= TASK DIRECTIONS =
What lines below include the string "Assay"? Pick them out and copy them.

═════ DATA FOR PROCESSING

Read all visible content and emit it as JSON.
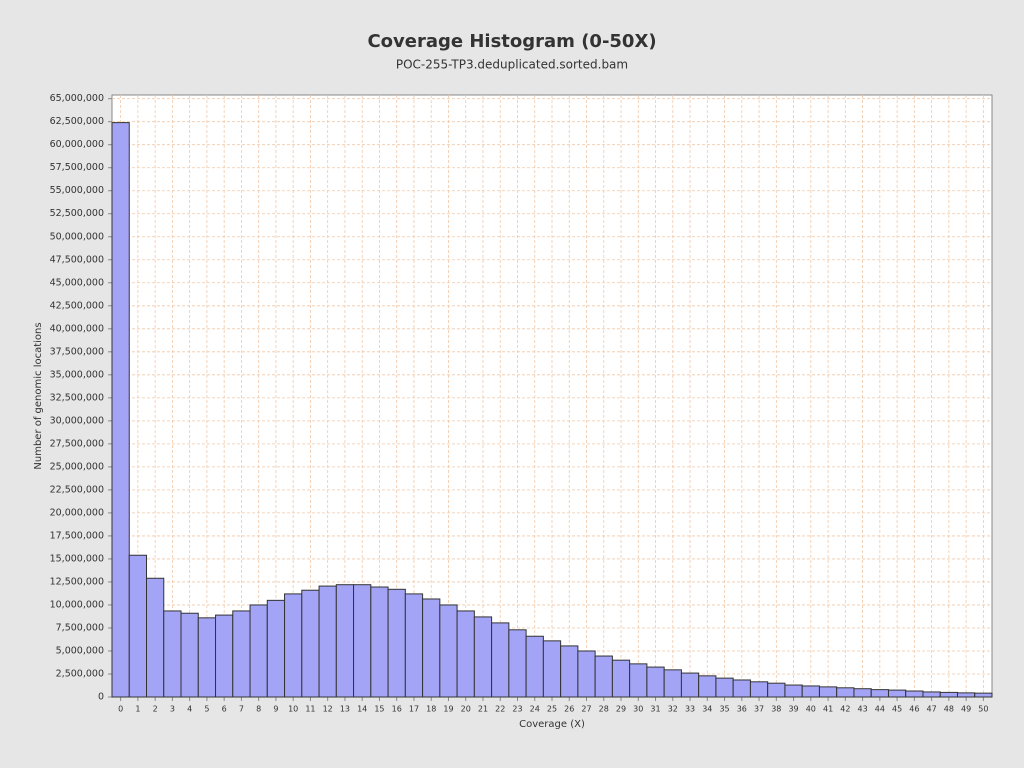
{
  "chart_data": {
    "type": "bar",
    "title": "Coverage Histogram (0-50X)",
    "subtitle": "POC-255-TP3.deduplicated.sorted.bam",
    "x_label": "Coverage (X)",
    "y_label": "Number of genomic locations",
    "categories": [
      "0",
      "1",
      "2",
      "3",
      "4",
      "5",
      "6",
      "7",
      "8",
      "9",
      "10",
      "11",
      "12",
      "13",
      "14",
      "15",
      "16",
      "17",
      "18",
      "19",
      "20",
      "21",
      "22",
      "23",
      "24",
      "25",
      "26",
      "27",
      "28",
      "29",
      "30",
      "31",
      "32",
      "33",
      "34",
      "35",
      "36",
      "37",
      "38",
      "39",
      "40",
      "41",
      "42",
      "43",
      "44",
      "45",
      "46",
      "47",
      "48",
      "49",
      "50"
    ],
    "values": [
      62400000,
      15400000,
      12900000,
      9350000,
      9100000,
      8600000,
      8900000,
      9350000,
      10000000,
      10500000,
      11200000,
      11600000,
      12050000,
      12200000,
      12200000,
      11950000,
      11700000,
      11200000,
      10650000,
      10000000,
      9350000,
      8700000,
      8050000,
      7300000,
      6600000,
      6100000,
      5550000,
      5000000,
      4450000,
      4000000,
      3600000,
      3250000,
      2950000,
      2600000,
      2300000,
      2050000,
      1850000,
      1650000,
      1500000,
      1300000,
      1200000,
      1100000,
      1000000,
      900000,
      800000,
      750000,
      650000,
      550000,
      500000,
      450000,
      420000
    ],
    "color": "#a4a4f7",
    "ylim": [
      0,
      65400000
    ],
    "yticks": [
      0,
      {
        "value": 2500000,
        "label": "2,500,000"
      },
      {
        "value": 5000000,
        "label": "5,000,000"
      },
      {
        "value": 7500000,
        "label": "7,500,000"
      },
      {
        "value": 10000000,
        "label": "10,000,000"
      },
      {
        "value": 12500000,
        "label": "12,500,000"
      },
      {
        "value": 15000000,
        "label": "15,000,000"
      },
      {
        "value": 17500000,
        "label": "17,500,000"
      },
      {
        "value": 20000000,
        "label": "20,000,000"
      },
      {
        "value": 22500000,
        "label": "22,500,000"
      },
      {
        "value": 25000000,
        "label": "25,000,000"
      },
      {
        "value": 27500000,
        "label": "27,500,000"
      },
      {
        "value": 30000000,
        "label": "30,000,000"
      },
      {
        "value": 32500000,
        "label": "32,500,000"
      },
      {
        "value": 35000000,
        "label": "35,000,000"
      },
      {
        "value": 37500000,
        "label": "37,500,000"
      },
      {
        "value": 40000000,
        "label": "40,000,000"
      },
      {
        "value": 42500000,
        "label": "42,500,000"
      },
      {
        "value": 45000000,
        "label": "45,000,000"
      },
      {
        "value": 47500000,
        "label": "47,500,000"
      },
      {
        "value": 50000000,
        "label": "50,000,000"
      },
      {
        "value": 52500000,
        "label": "52,500,000"
      },
      {
        "value": 55000000,
        "label": "55,000,000"
      },
      {
        "value": 57500000,
        "label": "57,500,000"
      },
      {
        "value": 60000000,
        "label": "60,000,000"
      },
      {
        "value": 62500000,
        "label": "62,500,000"
      },
      {
        "value": 65000000,
        "label": "65,000,000"
      }
    ],
    "grid": true
  }
}
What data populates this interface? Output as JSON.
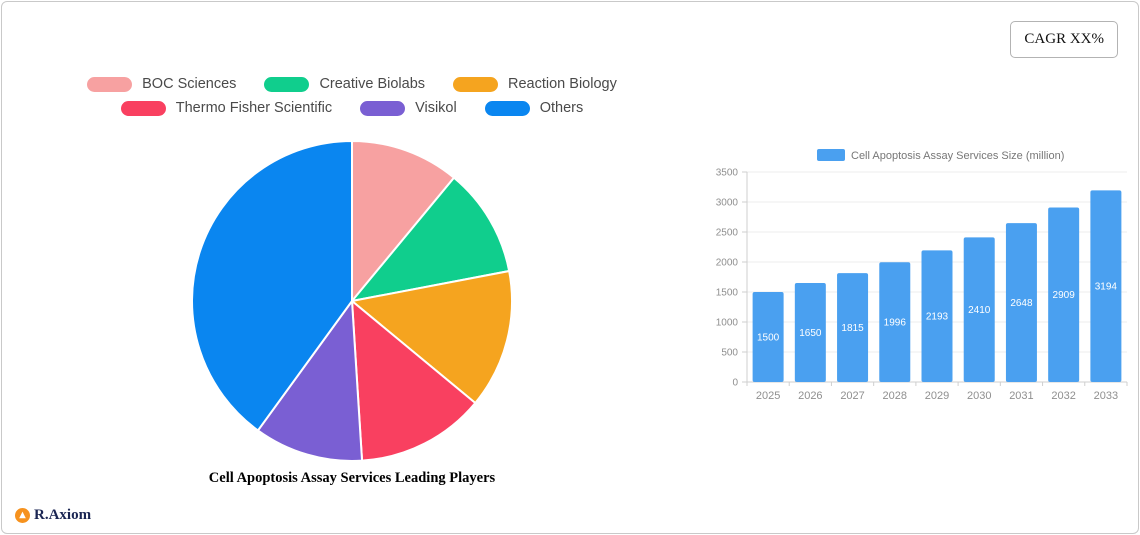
{
  "cagr_badge": "CAGR XX%",
  "brand": {
    "name": "R.Axiom",
    "icon": "orange-circle-logo"
  },
  "chart_data": [
    {
      "type": "pie",
      "title": "Cell Apoptosis Assay Services Leading Players",
      "labels": [
        "BOC Sciences",
        "Creative Biolabs",
        "Reaction Biology",
        "Thermo Fisher Scientific",
        "Visikol",
        "Others"
      ],
      "values": [
        11,
        11,
        14,
        13,
        11,
        40
      ],
      "colors": [
        "#F7A1A1",
        "#10CE8D",
        "#F5A41F",
        "#F94060",
        "#7A5FD3",
        "#0A86F0"
      ],
      "legend_rows": [
        [
          0,
          1,
          2
        ],
        [
          3,
          4,
          5
        ]
      ],
      "start_angle_deg": -90,
      "legend_position": "top"
    },
    {
      "type": "bar",
      "legend": "Cell Apoptosis Assay Services Size (million)",
      "categories": [
        "2025",
        "2026",
        "2027",
        "2028",
        "2029",
        "2030",
        "2031",
        "2032",
        "2033"
      ],
      "values": [
        1500,
        1650,
        1815,
        1996,
        2193,
        2410,
        2648,
        2909,
        3194
      ],
      "ylim": [
        0,
        3500
      ],
      "yticks": [
        0,
        500,
        1000,
        1500,
        2000,
        2500,
        3000,
        3500
      ],
      "bar_color": "#4AA0F0",
      "value_label_color": "#ffffff",
      "axis_label_color": "#8f8f8f",
      "grid": true,
      "legend_position": "top"
    }
  ]
}
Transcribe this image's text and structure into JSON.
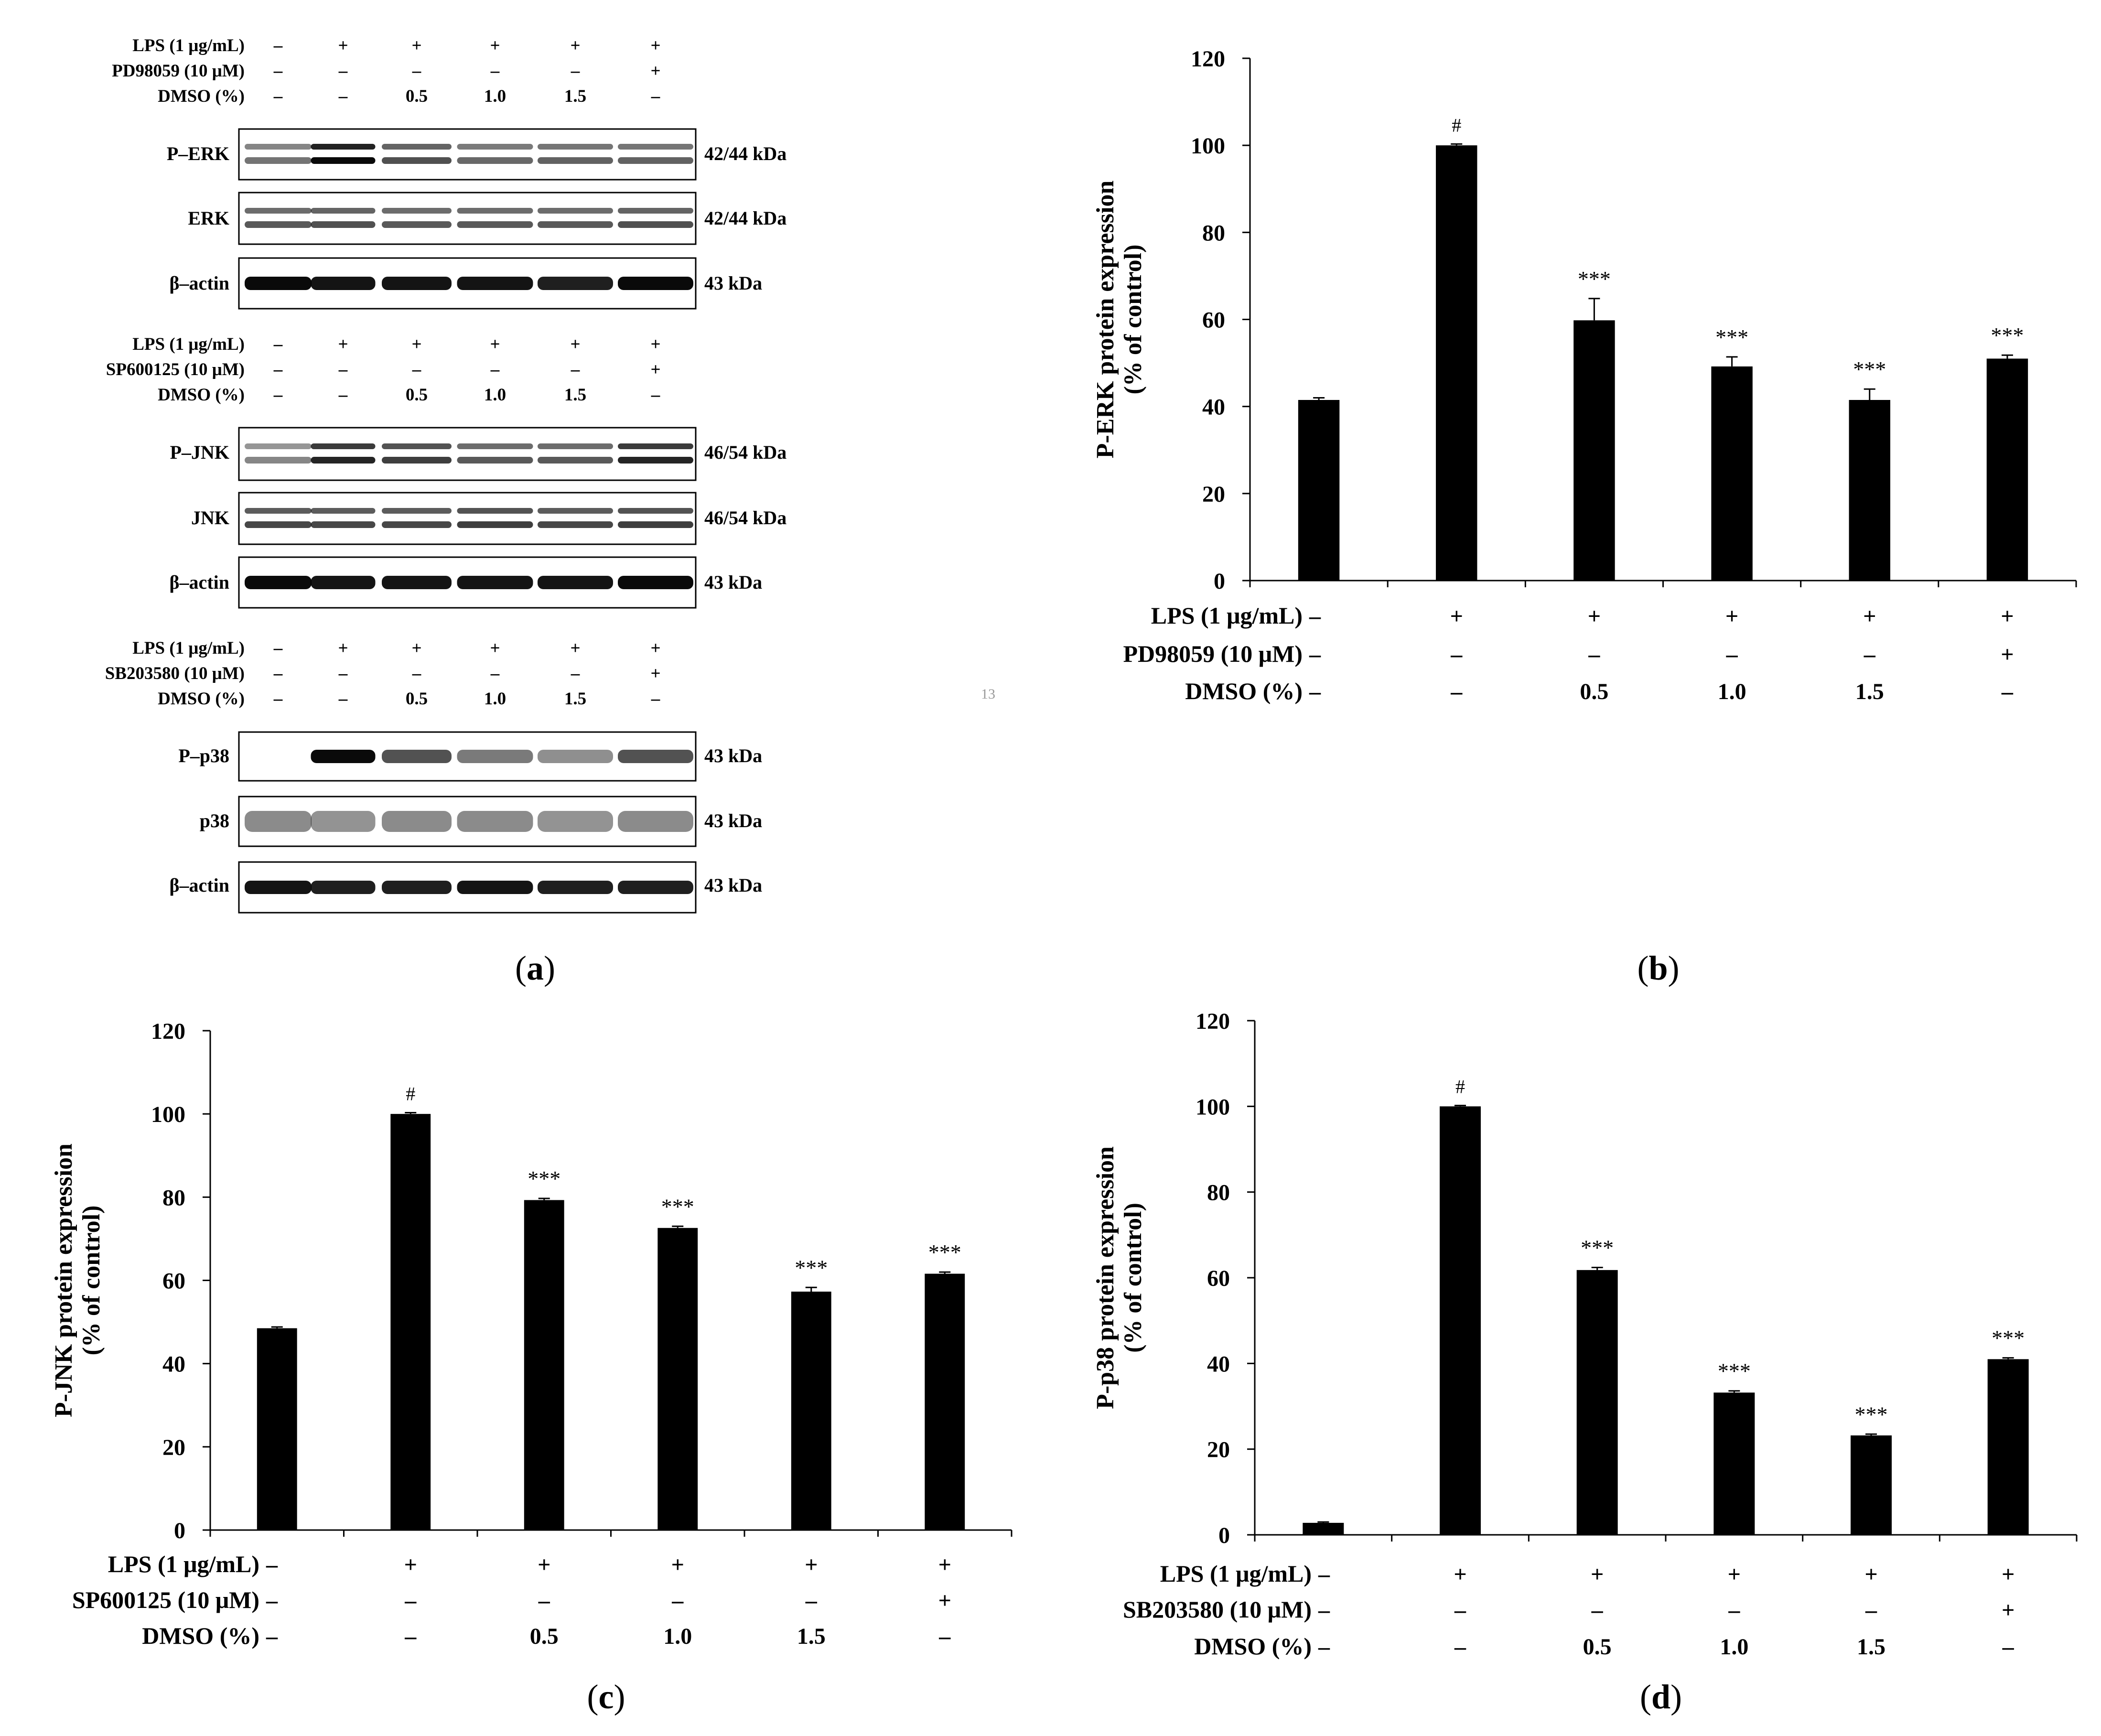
{
  "page_number": "13",
  "blots": {
    "panel_label": "a",
    "groups": [
      {
        "conditions": [
          {
            "label": "LPS (1 μg/mL)",
            "values": [
              "–",
              "+",
              "+",
              "+",
              "+",
              "+"
            ]
          },
          {
            "label": "PD98059 (10 μM)",
            "values": [
              "–",
              "–",
              "–",
              "–",
              "–",
              "+"
            ]
          },
          {
            "label": "DMSO (%)",
            "values": [
              "–",
              "–",
              "0.5",
              "1.0",
              "1.5",
              "–"
            ]
          }
        ],
        "rows": [
          {
            "name": "P–ERK",
            "size": "42/44 kDa",
            "pattern": "doublet",
            "intensity": [
              0.35,
              0.95,
              0.55,
              0.42,
              0.45,
              0.45
            ]
          },
          {
            "name": "ERK",
            "size": "42/44 kDa",
            "pattern": "doublet",
            "intensity": [
              0.5,
              0.55,
              0.5,
              0.5,
              0.5,
              0.55
            ]
          },
          {
            "name": "β–actin",
            "size": "43 kDa",
            "pattern": "single",
            "intensity": [
              0.95,
              0.9,
              0.9,
              0.9,
              0.85,
              0.95
            ]
          }
        ]
      },
      {
        "conditions": [
          {
            "label": "LPS (1 μg/mL)",
            "values": [
              "–",
              "+",
              "+",
              "+",
              "+",
              "+"
            ]
          },
          {
            "label": "SP600125 (10 μM)",
            "values": [
              "–",
              "–",
              "–",
              "–",
              "–",
              "+"
            ]
          },
          {
            "label": "DMSO (%)",
            "values": [
              "–",
              "–",
              "0.5",
              "1.0",
              "1.5",
              "–"
            ]
          }
        ],
        "rows": [
          {
            "name": "P–JNK",
            "size": "46/54 kDa",
            "pattern": "doublet",
            "intensity": [
              0.25,
              0.8,
              0.65,
              0.5,
              0.5,
              0.8
            ]
          },
          {
            "name": "JNK",
            "size": "46/54 kDa",
            "pattern": "doublet",
            "intensity": [
              0.6,
              0.6,
              0.6,
              0.65,
              0.6,
              0.65
            ]
          },
          {
            "name": "β–actin",
            "size": "43 kDa",
            "pattern": "single",
            "intensity": [
              0.95,
              0.9,
              0.9,
              0.9,
              0.9,
              0.95
            ]
          }
        ]
      },
      {
        "conditions": [
          {
            "label": "LPS (1 μg/mL)",
            "values": [
              "–",
              "+",
              "+",
              "+",
              "+",
              "+"
            ]
          },
          {
            "label": "SB203580 (10 μM)",
            "values": [
              "–",
              "–",
              "–",
              "–",
              "–",
              "+"
            ]
          },
          {
            "label": "DMSO (%)",
            "values": [
              "–",
              "–",
              "0.5",
              "1.0",
              "1.5",
              "–"
            ]
          }
        ],
        "rows": [
          {
            "name": "P–p38",
            "size": "43 kDa",
            "pattern": "single",
            "intensity": [
              0.0,
              0.95,
              0.6,
              0.4,
              0.3,
              0.6
            ]
          },
          {
            "name": "p38",
            "size": "43 kDa",
            "pattern": "smear",
            "intensity": [
              0.55,
              0.5,
              0.55,
              0.55,
              0.5,
              0.55
            ]
          },
          {
            "name": "β–actin",
            "size": "43 kDa",
            "pattern": "single",
            "intensity": [
              0.9,
              0.85,
              0.85,
              0.9,
              0.85,
              0.85
            ]
          }
        ]
      }
    ]
  },
  "chart_data": [
    {
      "type": "bar",
      "panel_label": "b",
      "ylabel_line1": "P-ERK protein expression",
      "ylabel_line2": "(% of control)",
      "ylim": [
        0,
        120
      ],
      "yticks": [
        "0",
        "20",
        "40",
        "60",
        "80",
        "100",
        "120"
      ],
      "values": [
        41.5,
        100,
        59.8,
        49.2,
        41.5,
        51.0
      ],
      "errors": [
        0.5,
        0.3,
        5.0,
        2.2,
        2.5,
        0.8
      ],
      "significance": [
        "",
        "#",
        "***",
        "***",
        "***",
        "***"
      ],
      "conditions": [
        {
          "label": "LPS (1 μg/mL)",
          "values": [
            "–",
            "+",
            "+",
            "+",
            "+",
            "+"
          ]
        },
        {
          "label": "PD98059 (10 μM)",
          "values": [
            "–",
            "–",
            "–",
            "–",
            "–",
            "+"
          ]
        },
        {
          "label": "DMSO (%)",
          "values": [
            "–",
            "–",
            "0.5",
            "1.0",
            "1.5",
            "–"
          ]
        }
      ]
    },
    {
      "type": "bar",
      "panel_label": "c",
      "ylabel_line1": "P-JNK protein expression",
      "ylabel_line2": "(% of control)",
      "ylim": [
        0,
        120
      ],
      "yticks": [
        "0",
        "20",
        "40",
        "60",
        "80",
        "100",
        "120"
      ],
      "values": [
        48.5,
        100,
        79.3,
        72.6,
        57.3,
        61.6
      ],
      "errors": [
        0.3,
        0.3,
        0.4,
        0.4,
        1.0,
        0.4
      ],
      "significance": [
        "",
        "#",
        "***",
        "***",
        "***",
        "***"
      ],
      "conditions": [
        {
          "label": "LPS (1 μg/mL)",
          "values": [
            "–",
            "+",
            "+",
            "+",
            "+",
            "+"
          ]
        },
        {
          "label": "SP600125 (10 μM)",
          "values": [
            "–",
            "–",
            "–",
            "–",
            "–",
            "+"
          ]
        },
        {
          "label": "DMSO (%)",
          "values": [
            "–",
            "–",
            "0.5",
            "1.0",
            "1.5",
            "–"
          ]
        }
      ]
    },
    {
      "type": "bar",
      "panel_label": "d",
      "ylabel_line1": "P-p38 protein expression",
      "ylabel_line2": "(% of control)",
      "ylim": [
        0,
        120
      ],
      "yticks": [
        "0",
        "20",
        "40",
        "60",
        "80",
        "100",
        "120"
      ],
      "values": [
        2.8,
        100,
        61.8,
        33.2,
        23.2,
        41.0
      ],
      "errors": [
        0.2,
        0.2,
        0.6,
        0.4,
        0.3,
        0.3
      ],
      "significance": [
        "",
        "#",
        "***",
        "***",
        "***",
        "***"
      ],
      "conditions": [
        {
          "label": "LPS (1 μg/mL)",
          "values": [
            "–",
            "+",
            "+",
            "+",
            "+",
            "+"
          ]
        },
        {
          "label": "SB203580 (10 μM)",
          "values": [
            "–",
            "–",
            "–",
            "–",
            "–",
            "+"
          ]
        },
        {
          "label": "DMSO (%)",
          "values": [
            "–",
            "–",
            "0.5",
            "1.0",
            "1.5",
            "–"
          ]
        }
      ]
    }
  ]
}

══════════

= EXERCISE SOLUTION =
      "title": "Cell Apoptosis Assay Services Leading Players",
      "legend": "Cell Apoptosis Assay Services Size (million)",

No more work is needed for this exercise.